Repeat each record exactly. Any picture gets left out.

[Stored items]
[start]

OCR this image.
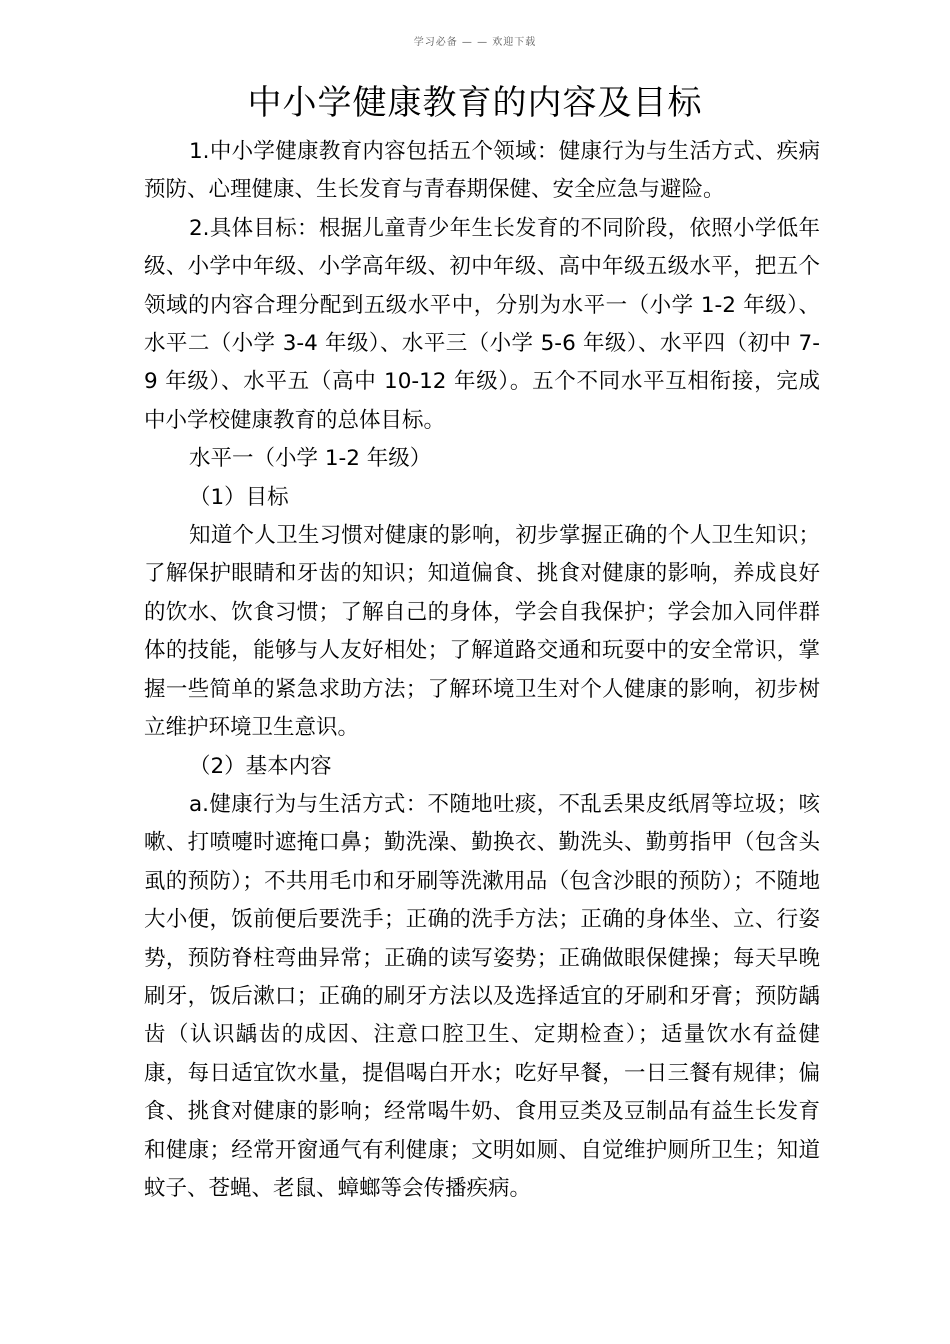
学习必备 — — 欢迎下载
中小学健康教育的内容及目标

1.中小学健康教育内容包括五个领域：健康行为与生活方式、疾病预防、心理健康、生长发育与青春期保健、安全应急与避险。

2.具体目标：根据儿童青少年生长发育的不同阶段，依照小学低年级、小学中年级、小学高年级、初中年级、高中年级五级水平，把五个领域的内容合理分配到五级水平中，分别为水平一（小学 1-2 年级）、水平二（小学 3-4 年级）、水平三（小学 5-6 年级）、水平四（初中 7-9 年级）、水平五（高中 10-12 年级）。五个不同水平互相衔接，完成中小学校健康教育的总体目标。

水平一（小学 1-2 年级）

（1）目标

知道个人卫生习惯对健康的影响，初步掌握正确的个人卫生知识；了解保护眼睛和牙齿的知识；知道偏食、挑食对健康的影响，养成良好的饮水、饮食习惯；了解自己的身体，学会自我保护；学会加入同伴群体的技能，能够与人友好相处；了解道路交通和玩耍中的安全常识，掌握一些简单的紧急求助方法；了解环境卫生对个人健康的影响，初步树立维护环境卫生意识。

（2）基本内容

a.健康行为与生活方式：不随地吐痰，不乱丢果皮纸屑等垃圾；咳嗽、打喷嚏时遮掩口鼻；勤洗澡、勤换衣、勤洗头、勤剪指甲（包含头虱的预防）；不共用毛巾和牙刷等洗漱用品（包含沙眼的预防）；不随地大小便，饭前便后要洗手；正确的洗手方法；正确的身体坐、立、行姿势，预防脊柱弯曲异常；正确的读写姿势；正确做眼保健操；每天早晚刷牙，饭后漱口；正确的刷牙方法以及选择适宜的牙刷和牙膏；预防龋齿（认识龋齿的成因、注意口腔卫生、定期检查）；适量饮水有益健康，每日适宜饮水量，提倡喝白开水；吃好早餐，一日三餐有规律；偏食、挑食对健康的影响；经常喝牛奶、食用豆类及豆制品有益生长发育和健康；经常开窗通气有利健康；文明如厕、自觉维护厕所卫生；知道蚊子、苍蝇、老鼠、蟑螂等会传播疾病。
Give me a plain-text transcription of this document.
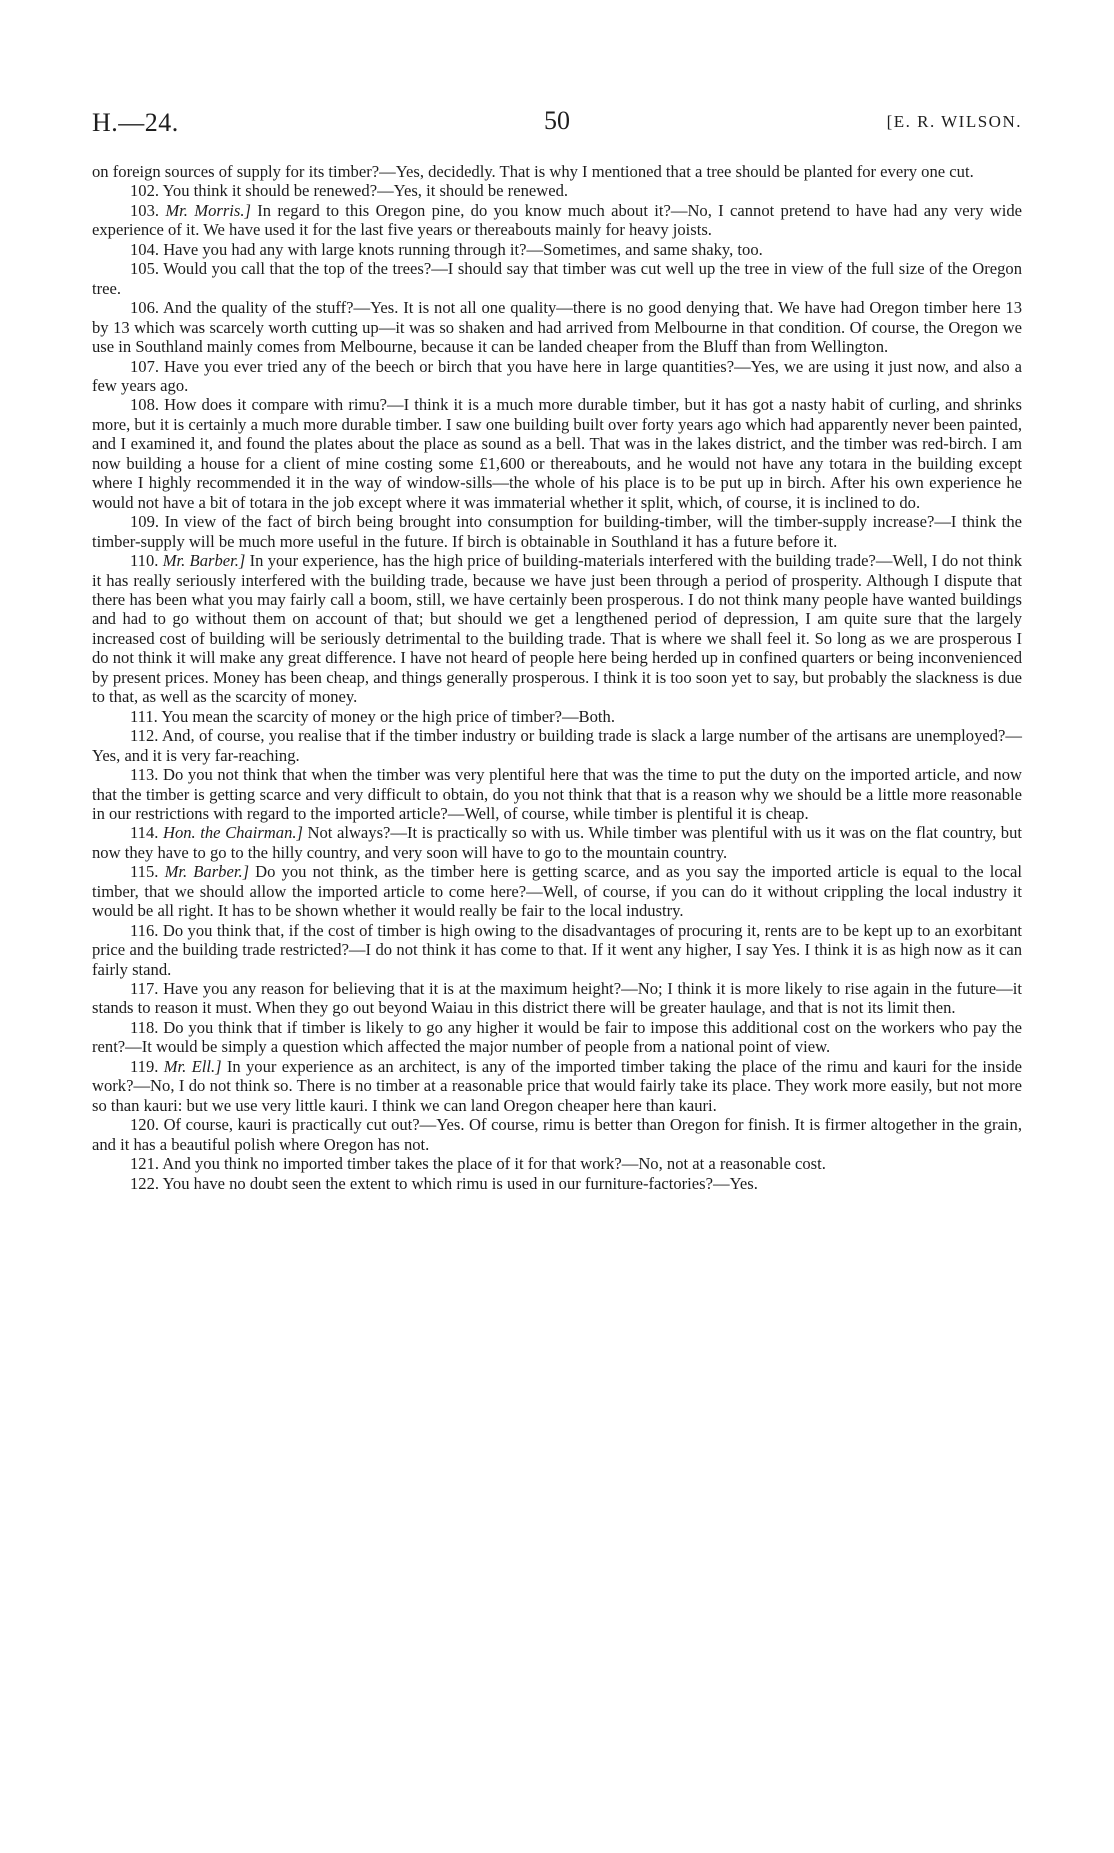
H.—24.	50	[E. R. WILSON.

on foreign sources of supply for its timber?—Yes, decidedly. That is why I mentioned that a tree should be planted for every one cut.

102. You think it should be renewed?—Yes, it should be renewed.

103. Mr. Morris.] In regard to this Oregon pine, do you know much about it?—No, I cannot pretend to have had any very wide experience of it. We have used it for the last five years or thereabouts mainly for heavy joists.

104. Have you had any with large knots running through it?—Sometimes, and same shaky, too.

105. Would you call that the top of the trees?—I should say that timber was cut well up the tree in view of the full size of the Oregon tree.

106. And the quality of the stuff?—Yes. It is not all one quality—there is no good denying that. We have had Oregon timber here 13 by 13 which was scarcely worth cutting up—it was so shaken and had arrived from Melbourne in that condition. Of course, the Oregon we use in Southland mainly comes from Melbourne, because it can be landed cheaper from the Bluff than from Wellington.

107. Have you ever tried any of the beech or birch that you have here in large quantities?—Yes, we are using it just now, and also a few years ago.

108. How does it compare with rimu?—I think it is a much more durable timber, but it has got a nasty habit of curling, and shrinks more, but it is certainly a much more durable timber. I saw one building built over forty years ago which had apparently never been painted, and I examined it, and found the plates about the place as sound as a bell. That was in the lakes district, and the timber was red-birch. I am now building a house for a client of mine costing some £1,600 or thereabouts, and he would not have any totara in the building except where I highly recommended it in the way of window-sills—the whole of his place is to be put up in birch. After his own experience he would not have a bit of totara in the job except where it was immaterial whether it split, which, of course, it is inclined to do.

109. In view of the fact of birch being brought into consumption for building-timber, will the timber-supply increase?—I think the timber-supply will be much more useful in the future. If birch is obtainable in Southland it has a future before it.

110. Mr. Barber.] In your experience, has the high price of building-materials interfered with the building trade?—Well, I do not think it has really seriously interfered with the building trade, because we have just been through a period of prosperity. Although I dispute that there has been what you may fairly call a boom, still, we have certainly been prosperous. I do not think many people have wanted buildings and had to go without them on account of that; but should we get a lengthened period of depression, I am quite sure that the largely increased cost of building will be seriously detrimental to the building trade. That is where we shall feel it. So long as we are prosperous I do not think it will make any great difference. I have not heard of people here being herded up in confined quarters or being inconvenienced by present prices. Money has been cheap, and things generally prosperous. I think it is too soon yet to say, but probably the slackness is due to that, as well as the scarcity of money.

111. You mean the scarcity of money or the high price of timber?—Both.

112. And, of course, you realise that if the timber industry or building trade is slack a large number of the artisans are unemployed?—Yes, and it is very far-reaching.

113. Do you not think that when the timber was very plentiful here that was the time to put the duty on the imported article, and now that the timber is getting scarce and very difficult to obtain, do you not think that that is a reason why we should be a little more reasonable in our restrictions with regard to the imported article?—Well, of course, while timber is plentiful it is cheap.

114. Hon. the Chairman.] Not always?—It is practically so with us. While timber was plentiful with us it was on the flat country, but now they have to go to the hilly country, and very soon will have to go to the mountain country.

115. Mr. Barber.] Do you not think, as the timber here is getting scarce, and as you say the imported article is equal to the local timber, that we should allow the imported article to come here?—Well, of course, if you can do it without crippling the local industry it would be all right. It has to be shown whether it would really be fair to the local industry.

116. Do you think that, if the cost of timber is high owing to the disadvantages of procuring it, rents are to be kept up to an exorbitant price and the building trade restricted?—I do not think it has come to that. If it went any higher, I say Yes. I think it is as high now as it can fairly stand.

117. Have you any reason for believing that it is at the maximum height?—No; I think it is more likely to rise again in the future—it stands to reason it must. When they go out beyond Waiau in this district there will be greater haulage, and that is not its limit then.

118. Do you think that if timber is likely to go any higher it would be fair to impose this additional cost on the workers who pay the rent?—It would be simply a question which affected the major number of people from a national point of view.

119. Mr. Ell.] In your experience as an architect, is any of the imported timber taking the place of the rimu and kauri for the inside work?—No, I do not think so. There is no timber at a reasonable price that would fairly take its place. They work more easily, but not more so than kauri: but we use very little kauri. I think we can land Oregon cheaper here than kauri.

120. Of course, kauri is practically cut out?—Yes. Of course, rimu is better than Oregon for finish. It is firmer altogether in the grain, and it has a beautiful polish where Oregon has not.

121. And you think no imported timber takes the place of it for that work?—No, not at a reasonable cost.

122. You have no doubt seen the extent to which rimu is used in our furniture-factories?—Yes.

[end]

- Answer:
OCR this image.
学习必备 — — 欢迎下载
中小学健康教育的内容及目标

1.中小学健康教育内容包括五个领域：健康行为与生活方式、疾病预防、心理健康、生长发育与青春期保健、安全应急与避险。

2.具体目标：根据儿童青少年生长发育的不同阶段，依照小学低年级、小学中年级、小学高年级、初中年级、高中年级五级水平，把五个领域的内容合理分配到五级水平中，分别为水平一（小学 1-2 年级）、水平二（小学 3-4 年级）、水平三（小学 5-6 年级）、水平四（初中 7-9 年级）、水平五（高中 10-12 年级）。五个不同水平互相衔接，完成中小学校健康教育的总体目标。

水平一（小学 1-2 年级）

（1）目标

知道个人卫生习惯对健康的影响，初步掌握正确的个人卫生知识；了解保护眼睛和牙齿的知识；知道偏食、挑食对健康的影响，养成良好的饮水、饮食习惯；了解自己的身体，学会自我保护；学会加入同伴群体的技能，能够与人友好相处；了解道路交通和玩耍中的安全常识，掌握一些简单的紧急求助方法；了解环境卫生对个人健康的影响，初步树立维护环境卫生意识。

（2）基本内容

a.健康行为与生活方式：不随地吐痰，不乱丢果皮纸屑等垃圾；咳嗽、打喷嚏时遮掩口鼻；勤洗澡、勤换衣、勤洗头、勤剪指甲（包含头虱的预防）；不共用毛巾和牙刷等洗漱用品（包含沙眼的预防）；不随地大小便，饭前便后要洗手；正确的洗手方法；正确的身体坐、立、行姿势，预防脊柱弯曲异常；正确的读写姿势；正确做眼保健操；每天早晚刷牙，饭后漱口；正确的刷牙方法以及选择适宜的牙刷和牙膏；预防龋齿（认识龋齿的成因、注意口腔卫生、定期检查）；适量饮水有益健康，每日适宜饮水量，提倡喝白开水；吃好早餐，一日三餐有规律；偏食、挑食对健康的影响；经常喝牛奶、食用豆类及豆制品有益生长发育和健康；经常开窗通气有利健康；文明如厕、自觉维护厕所卫生；知道蚊子、苍蝇、老鼠、蟑螂等会传播疾病。
Give me a plain-text transcription of this document.
H.—24.	50	[E. R. WILSON.

on foreign sources of supply for its timber?—Yes, decidedly. That is why I mentioned that a tree should be planted for every one cut.

102. You think it should be renewed?—Yes, it should be renewed.

103. Mr. Morris.] In regard to this Oregon pine, do you know much about it?—No, I cannot pretend to have had any very wide experience of it. We have used it for the last five years or thereabouts mainly for heavy joists.

104. Have you had any with large knots running through it?—Sometimes, and same shaky, too.

105. Would you call that the top of the trees?—I should say that timber was cut well up the tree in view of the full size of the Oregon tree.

106. And the quality of the stuff?—Yes. It is not all one quality—there is no good denying that. We have had Oregon timber here 13 by 13 which was scarcely worth cutting up—it was so shaken and had arrived from Melbourne in that condition. Of course, the Oregon we use in Southland mainly comes from Melbourne, because it can be landed cheaper from the Bluff than from Wellington.

107. Have you ever tried any of the beech or birch that you have here in large quantities?—Yes, we are using it just now, and also a few years ago.

108. How does it compare with rimu?—I think it is a much more durable timber, but it has got a nasty habit of curling, and shrinks more, but it is certainly a much more durable timber. I saw one building built over forty years ago which had apparently never been painted, and I examined it, and found the plates about the place as sound as a bell. That was in the lakes district, and the timber was red-birch. I am now building a house for a client of mine costing some £1,600 or thereabouts, and he would not have any totara in the building except where I highly recommended it in the way of window-sills—the whole of his place is to be put up in birch. After his own experience he would not have a bit of totara in the job except where it was immaterial whether it split, which, of course, it is inclined to do.

109. In view of the fact of birch being brought into consumption for building-timber, will the timber-supply increase?—I think the timber-supply will be much more useful in the future. If birch is obtainable in Southland it has a future before it.

110. Mr. Barber.] In your experience, has the high price of building-materials interfered with the building trade?—Well, I do not think it has really seriously interfered with the building trade, because we have just been through a period of prosperity. Although I dispute that there has been what you may fairly call a boom, still, we have certainly been prosperous. I do not think many people have wanted buildings and had to go without them on account of that; but should we get a lengthened period of depression, I am quite sure that the largely increased cost of building will be seriously detrimental to the building trade. That is where we shall feel it. So long as we are prosperous I do not think it will make any great difference. I have not heard of people here being herded up in confined quarters or being inconvenienced by present prices. Money has been cheap, and things generally prosperous. I think it is too soon yet to say, but probably the slackness is due to that, as well as the scarcity of money.

111. You mean the scarcity of money or the high price of timber?—Both.

112. And, of course, you realise that if the timber industry or building trade is slack a large number of the artisans are unemployed?—Yes, and it is very far-reaching.

113. Do you not think that when the timber was very plentiful here that was the time to put the duty on the imported article, and now that the timber is getting scarce and very difficult to obtain, do you not think that that is a reason why we should be a little more reasonable in our restrictions with regard to the imported article?—Well, of course, while timber is plentiful it is cheap.

114. Hon. the Chairman.] Not always?—It is practically so with us. While timber was plentiful with us it was on the flat country, but now they have to go to the hilly country, and very soon will have to go to the mountain country.

115. Mr. Barber.] Do you not think, as the timber here is getting scarce, and as you say the imported article is equal to the local timber, that we should allow the imported article to come here?—Well, of course, if you can do it without crippling the local industry it would be all right. It has to be shown whether it would really be fair to the local industry.

116. Do you think that, if the cost of timber is high owing to the disadvantages of procuring it, rents are to be kept up to an exorbitant price and the building trade restricted?—I do not think it has come to that. If it went any higher, I say Yes. I think it is as high now as it can fairly stand.

117. Have you any reason for believing that it is at the maximum height?—No; I think it is more likely to rise again in the future—it stands to reason it must. When they go out beyond Waiau in this district there will be greater haulage, and that is not its limit then.

118. Do you think that if timber is likely to go any higher it would be fair to impose this additional cost on the workers who pay the rent?—It would be simply a question which affected the major number of people from a national point of view.

119. Mr. Ell.] In your experience as an architect, is any of the imported timber taking the place of the rimu and kauri for the inside work?—No, I do not think so. There is no timber at a reasonable price that would fairly take its place. They work more easily, but not more so than kauri: but we use very little kauri. I think we can land Oregon cheaper here than kauri.

120. Of course, kauri is practically cut out?—Yes. Of course, rimu is better than Oregon for finish. It is firmer altogether in the grain, and it has a beautiful polish where Oregon has not.

121. And you think no imported timber takes the place of it for that work?—No, not at a reasonable cost.

122. You have no doubt seen the extent to which rimu is used in our furniture-factories?—Yes.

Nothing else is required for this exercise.